* _GIVEN TASK_
Search the listing below for the string "exist" and copy every line where it occurs.

* _DATASET EXTRACT_
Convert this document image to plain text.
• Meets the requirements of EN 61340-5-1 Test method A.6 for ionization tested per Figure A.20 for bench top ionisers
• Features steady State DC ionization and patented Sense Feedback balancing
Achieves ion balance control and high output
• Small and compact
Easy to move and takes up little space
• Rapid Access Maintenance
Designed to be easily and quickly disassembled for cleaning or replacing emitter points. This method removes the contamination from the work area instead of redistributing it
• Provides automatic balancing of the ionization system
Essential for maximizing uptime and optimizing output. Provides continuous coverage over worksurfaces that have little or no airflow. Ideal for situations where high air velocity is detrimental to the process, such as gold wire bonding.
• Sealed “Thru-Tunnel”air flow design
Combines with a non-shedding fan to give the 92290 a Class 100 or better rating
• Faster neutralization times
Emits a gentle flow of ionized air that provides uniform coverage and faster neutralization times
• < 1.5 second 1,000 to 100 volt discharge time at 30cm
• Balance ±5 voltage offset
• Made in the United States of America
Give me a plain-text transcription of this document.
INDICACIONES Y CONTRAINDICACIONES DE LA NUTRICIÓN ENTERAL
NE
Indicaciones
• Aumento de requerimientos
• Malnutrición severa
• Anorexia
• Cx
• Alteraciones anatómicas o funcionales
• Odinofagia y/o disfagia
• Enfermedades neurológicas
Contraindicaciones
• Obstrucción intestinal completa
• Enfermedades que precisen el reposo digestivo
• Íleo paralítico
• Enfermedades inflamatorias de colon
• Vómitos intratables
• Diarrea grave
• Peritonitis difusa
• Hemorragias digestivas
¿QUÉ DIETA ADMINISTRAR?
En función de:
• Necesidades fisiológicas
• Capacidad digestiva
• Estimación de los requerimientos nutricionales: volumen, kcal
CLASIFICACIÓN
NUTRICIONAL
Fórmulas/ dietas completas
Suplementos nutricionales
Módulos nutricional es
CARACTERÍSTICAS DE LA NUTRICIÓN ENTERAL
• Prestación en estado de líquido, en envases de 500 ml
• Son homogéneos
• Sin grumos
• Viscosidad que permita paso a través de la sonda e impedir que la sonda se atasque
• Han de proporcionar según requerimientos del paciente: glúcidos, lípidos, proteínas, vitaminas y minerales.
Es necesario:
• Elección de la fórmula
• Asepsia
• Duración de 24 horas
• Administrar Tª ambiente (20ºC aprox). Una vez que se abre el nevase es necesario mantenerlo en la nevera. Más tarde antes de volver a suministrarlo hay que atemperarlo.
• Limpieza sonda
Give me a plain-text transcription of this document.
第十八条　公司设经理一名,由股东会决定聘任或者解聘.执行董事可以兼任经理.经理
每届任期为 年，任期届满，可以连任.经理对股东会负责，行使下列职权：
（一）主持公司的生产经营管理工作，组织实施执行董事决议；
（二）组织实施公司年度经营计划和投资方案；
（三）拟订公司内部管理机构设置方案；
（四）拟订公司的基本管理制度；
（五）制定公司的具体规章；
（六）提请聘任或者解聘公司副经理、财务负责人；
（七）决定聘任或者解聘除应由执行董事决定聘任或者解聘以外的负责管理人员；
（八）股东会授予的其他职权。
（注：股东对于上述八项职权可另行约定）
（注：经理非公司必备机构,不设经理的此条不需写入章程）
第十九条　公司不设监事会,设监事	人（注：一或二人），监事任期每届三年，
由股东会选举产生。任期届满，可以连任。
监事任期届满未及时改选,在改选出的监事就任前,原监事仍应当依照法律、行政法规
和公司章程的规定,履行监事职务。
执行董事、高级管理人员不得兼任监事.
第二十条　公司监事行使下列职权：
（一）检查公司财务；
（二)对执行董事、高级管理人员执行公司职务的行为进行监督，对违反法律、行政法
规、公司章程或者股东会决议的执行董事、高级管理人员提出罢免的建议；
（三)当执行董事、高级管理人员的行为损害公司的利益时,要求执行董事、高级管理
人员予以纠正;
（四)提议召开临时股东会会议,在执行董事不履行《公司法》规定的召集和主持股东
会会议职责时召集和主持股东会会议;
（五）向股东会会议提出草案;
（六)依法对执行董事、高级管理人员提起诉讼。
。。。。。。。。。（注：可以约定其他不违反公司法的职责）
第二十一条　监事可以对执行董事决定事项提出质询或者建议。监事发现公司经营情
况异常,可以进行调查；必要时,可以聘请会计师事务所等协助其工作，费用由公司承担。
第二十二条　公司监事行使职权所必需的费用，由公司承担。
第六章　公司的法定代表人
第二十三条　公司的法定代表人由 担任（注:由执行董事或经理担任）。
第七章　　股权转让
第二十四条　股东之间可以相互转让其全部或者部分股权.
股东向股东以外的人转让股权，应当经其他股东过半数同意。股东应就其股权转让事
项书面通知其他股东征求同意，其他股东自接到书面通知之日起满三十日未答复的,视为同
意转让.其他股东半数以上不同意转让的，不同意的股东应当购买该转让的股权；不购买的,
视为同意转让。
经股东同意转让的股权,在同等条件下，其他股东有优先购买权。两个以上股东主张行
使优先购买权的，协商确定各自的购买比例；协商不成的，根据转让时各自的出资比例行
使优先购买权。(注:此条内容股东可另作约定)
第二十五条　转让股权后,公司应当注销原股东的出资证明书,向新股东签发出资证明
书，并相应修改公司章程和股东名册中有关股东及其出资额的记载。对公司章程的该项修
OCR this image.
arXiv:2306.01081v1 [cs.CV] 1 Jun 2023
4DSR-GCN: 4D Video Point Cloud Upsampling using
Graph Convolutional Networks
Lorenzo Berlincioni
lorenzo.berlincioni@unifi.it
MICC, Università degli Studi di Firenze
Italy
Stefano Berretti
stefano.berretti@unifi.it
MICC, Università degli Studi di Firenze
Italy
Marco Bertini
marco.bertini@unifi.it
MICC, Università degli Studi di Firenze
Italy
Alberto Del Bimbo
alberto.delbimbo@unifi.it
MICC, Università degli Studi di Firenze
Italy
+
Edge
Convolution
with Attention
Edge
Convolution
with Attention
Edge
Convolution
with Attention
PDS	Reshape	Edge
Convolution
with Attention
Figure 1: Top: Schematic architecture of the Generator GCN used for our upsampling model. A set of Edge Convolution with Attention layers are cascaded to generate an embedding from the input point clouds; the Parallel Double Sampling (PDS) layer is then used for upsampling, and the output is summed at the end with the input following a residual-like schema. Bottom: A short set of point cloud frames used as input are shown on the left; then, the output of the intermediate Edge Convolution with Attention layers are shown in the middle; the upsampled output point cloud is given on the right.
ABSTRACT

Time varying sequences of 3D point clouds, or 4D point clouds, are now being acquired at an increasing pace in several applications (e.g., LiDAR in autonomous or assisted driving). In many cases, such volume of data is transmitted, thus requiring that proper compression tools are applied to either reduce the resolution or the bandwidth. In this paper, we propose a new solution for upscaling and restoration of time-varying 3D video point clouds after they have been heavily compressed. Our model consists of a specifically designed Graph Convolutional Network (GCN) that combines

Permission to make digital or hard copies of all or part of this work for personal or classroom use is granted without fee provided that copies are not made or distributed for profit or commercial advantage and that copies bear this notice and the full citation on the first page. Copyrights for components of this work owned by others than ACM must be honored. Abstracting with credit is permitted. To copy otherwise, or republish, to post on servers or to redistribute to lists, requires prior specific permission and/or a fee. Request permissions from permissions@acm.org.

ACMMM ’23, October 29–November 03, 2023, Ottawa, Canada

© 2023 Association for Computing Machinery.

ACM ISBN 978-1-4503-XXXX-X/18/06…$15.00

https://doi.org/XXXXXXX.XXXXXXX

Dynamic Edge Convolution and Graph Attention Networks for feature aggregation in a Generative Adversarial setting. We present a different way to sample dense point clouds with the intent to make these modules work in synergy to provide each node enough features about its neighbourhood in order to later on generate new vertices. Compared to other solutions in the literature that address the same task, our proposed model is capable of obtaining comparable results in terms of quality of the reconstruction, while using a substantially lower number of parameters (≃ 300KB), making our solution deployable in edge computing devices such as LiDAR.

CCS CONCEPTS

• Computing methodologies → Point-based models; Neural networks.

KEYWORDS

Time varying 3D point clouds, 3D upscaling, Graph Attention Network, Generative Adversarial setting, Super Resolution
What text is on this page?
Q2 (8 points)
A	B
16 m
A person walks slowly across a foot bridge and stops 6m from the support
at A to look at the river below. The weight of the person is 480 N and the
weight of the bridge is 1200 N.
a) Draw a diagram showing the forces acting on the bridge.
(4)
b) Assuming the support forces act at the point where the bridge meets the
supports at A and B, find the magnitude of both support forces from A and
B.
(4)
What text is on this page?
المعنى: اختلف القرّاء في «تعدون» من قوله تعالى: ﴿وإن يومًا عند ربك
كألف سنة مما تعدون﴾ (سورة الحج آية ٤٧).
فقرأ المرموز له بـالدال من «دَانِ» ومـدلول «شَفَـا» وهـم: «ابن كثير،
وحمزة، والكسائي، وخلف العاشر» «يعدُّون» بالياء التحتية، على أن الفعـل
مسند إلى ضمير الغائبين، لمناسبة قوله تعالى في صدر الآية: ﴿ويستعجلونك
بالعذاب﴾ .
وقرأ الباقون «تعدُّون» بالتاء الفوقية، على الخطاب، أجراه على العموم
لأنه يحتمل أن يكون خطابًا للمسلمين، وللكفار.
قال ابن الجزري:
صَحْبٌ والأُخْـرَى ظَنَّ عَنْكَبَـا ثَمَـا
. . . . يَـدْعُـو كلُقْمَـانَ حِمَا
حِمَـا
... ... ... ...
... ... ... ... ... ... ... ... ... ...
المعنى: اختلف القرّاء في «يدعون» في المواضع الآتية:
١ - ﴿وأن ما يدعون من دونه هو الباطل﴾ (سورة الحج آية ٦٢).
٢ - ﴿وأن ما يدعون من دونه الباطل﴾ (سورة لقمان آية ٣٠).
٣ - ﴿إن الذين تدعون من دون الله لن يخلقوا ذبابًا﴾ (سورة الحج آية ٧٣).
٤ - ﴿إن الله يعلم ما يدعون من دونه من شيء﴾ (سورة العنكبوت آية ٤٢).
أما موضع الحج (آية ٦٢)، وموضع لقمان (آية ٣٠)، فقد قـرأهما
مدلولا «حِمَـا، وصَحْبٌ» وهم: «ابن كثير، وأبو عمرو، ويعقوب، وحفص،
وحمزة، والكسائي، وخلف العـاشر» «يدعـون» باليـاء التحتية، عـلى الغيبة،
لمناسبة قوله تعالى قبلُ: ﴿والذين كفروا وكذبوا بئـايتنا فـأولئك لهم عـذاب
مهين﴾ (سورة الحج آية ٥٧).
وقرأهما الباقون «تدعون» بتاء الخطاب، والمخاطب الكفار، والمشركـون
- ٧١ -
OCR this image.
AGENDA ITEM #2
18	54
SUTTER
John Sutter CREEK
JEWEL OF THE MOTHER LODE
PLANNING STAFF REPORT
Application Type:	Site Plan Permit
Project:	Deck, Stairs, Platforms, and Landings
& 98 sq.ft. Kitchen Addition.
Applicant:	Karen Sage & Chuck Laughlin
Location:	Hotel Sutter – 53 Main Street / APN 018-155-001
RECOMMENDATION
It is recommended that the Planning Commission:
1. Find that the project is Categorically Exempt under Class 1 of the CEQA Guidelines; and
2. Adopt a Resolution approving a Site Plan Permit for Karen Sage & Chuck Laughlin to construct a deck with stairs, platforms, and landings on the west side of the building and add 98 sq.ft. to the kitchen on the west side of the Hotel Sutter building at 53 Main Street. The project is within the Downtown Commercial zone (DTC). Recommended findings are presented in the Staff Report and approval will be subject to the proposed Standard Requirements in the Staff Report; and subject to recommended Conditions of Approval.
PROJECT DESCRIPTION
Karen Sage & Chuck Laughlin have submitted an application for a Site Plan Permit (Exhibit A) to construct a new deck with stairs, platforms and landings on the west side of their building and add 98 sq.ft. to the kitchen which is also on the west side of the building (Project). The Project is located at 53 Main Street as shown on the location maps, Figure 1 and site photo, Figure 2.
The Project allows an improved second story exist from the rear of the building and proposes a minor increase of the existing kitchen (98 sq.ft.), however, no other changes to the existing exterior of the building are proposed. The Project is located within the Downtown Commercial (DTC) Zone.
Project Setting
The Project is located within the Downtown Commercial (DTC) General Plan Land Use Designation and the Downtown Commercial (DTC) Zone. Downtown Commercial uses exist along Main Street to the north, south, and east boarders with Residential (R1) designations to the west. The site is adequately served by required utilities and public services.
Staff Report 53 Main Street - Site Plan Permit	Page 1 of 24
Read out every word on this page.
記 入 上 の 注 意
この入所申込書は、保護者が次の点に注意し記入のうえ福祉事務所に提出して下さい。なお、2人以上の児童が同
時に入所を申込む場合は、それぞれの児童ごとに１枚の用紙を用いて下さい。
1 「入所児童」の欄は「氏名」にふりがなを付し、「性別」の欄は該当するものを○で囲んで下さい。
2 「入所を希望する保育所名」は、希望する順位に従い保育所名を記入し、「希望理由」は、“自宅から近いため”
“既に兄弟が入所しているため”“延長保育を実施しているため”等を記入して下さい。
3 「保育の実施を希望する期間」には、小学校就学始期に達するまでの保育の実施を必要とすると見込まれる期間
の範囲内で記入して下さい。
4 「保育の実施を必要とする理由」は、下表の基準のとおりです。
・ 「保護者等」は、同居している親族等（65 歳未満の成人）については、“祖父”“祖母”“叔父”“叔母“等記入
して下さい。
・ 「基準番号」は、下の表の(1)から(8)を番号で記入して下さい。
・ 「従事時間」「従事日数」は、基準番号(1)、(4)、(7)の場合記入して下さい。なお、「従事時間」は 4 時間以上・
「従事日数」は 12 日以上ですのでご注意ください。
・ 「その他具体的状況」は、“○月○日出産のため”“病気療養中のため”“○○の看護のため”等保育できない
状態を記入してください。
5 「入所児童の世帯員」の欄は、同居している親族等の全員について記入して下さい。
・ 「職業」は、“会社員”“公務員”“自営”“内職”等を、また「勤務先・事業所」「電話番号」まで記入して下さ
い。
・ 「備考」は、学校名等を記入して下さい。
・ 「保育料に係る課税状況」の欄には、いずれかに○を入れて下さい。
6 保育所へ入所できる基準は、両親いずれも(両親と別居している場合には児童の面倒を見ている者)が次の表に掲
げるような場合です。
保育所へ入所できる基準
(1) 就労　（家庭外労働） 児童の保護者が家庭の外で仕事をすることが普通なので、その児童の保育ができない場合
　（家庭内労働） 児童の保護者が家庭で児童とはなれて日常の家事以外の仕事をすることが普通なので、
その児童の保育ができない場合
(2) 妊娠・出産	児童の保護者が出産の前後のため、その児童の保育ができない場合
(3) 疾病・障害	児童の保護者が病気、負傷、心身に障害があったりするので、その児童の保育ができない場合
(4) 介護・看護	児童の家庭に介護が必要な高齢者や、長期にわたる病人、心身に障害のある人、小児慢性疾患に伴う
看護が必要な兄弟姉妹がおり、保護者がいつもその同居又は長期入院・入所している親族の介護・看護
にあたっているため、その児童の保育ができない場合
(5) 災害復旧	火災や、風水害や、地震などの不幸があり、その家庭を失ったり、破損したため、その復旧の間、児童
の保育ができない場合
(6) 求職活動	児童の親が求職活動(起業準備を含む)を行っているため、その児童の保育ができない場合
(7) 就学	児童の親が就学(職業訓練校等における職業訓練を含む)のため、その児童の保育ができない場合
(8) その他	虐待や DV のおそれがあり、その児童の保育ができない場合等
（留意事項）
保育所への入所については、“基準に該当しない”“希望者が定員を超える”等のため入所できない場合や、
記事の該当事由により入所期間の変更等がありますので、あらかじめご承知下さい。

* _OUTPUT FOR THIS TASK_
The Project allows an improved second story exist from the rear of the building and proposes a minor increase of the existing kitchen (98 sq.ft.), however, no other changes to the existing exterior of the building are proposed. The Project is located within the Downtown Commercial (DTC) Zone.
The Project is located within the Downtown Commercial (DTC) General Plan Land Use Designation and the Downtown Commercial (DTC) Zone. Downtown Commercial uses exist along Main Street to the north, south, and east boarders with Residential (R1) designations to the west. The site is adequately served by required utilities and public services.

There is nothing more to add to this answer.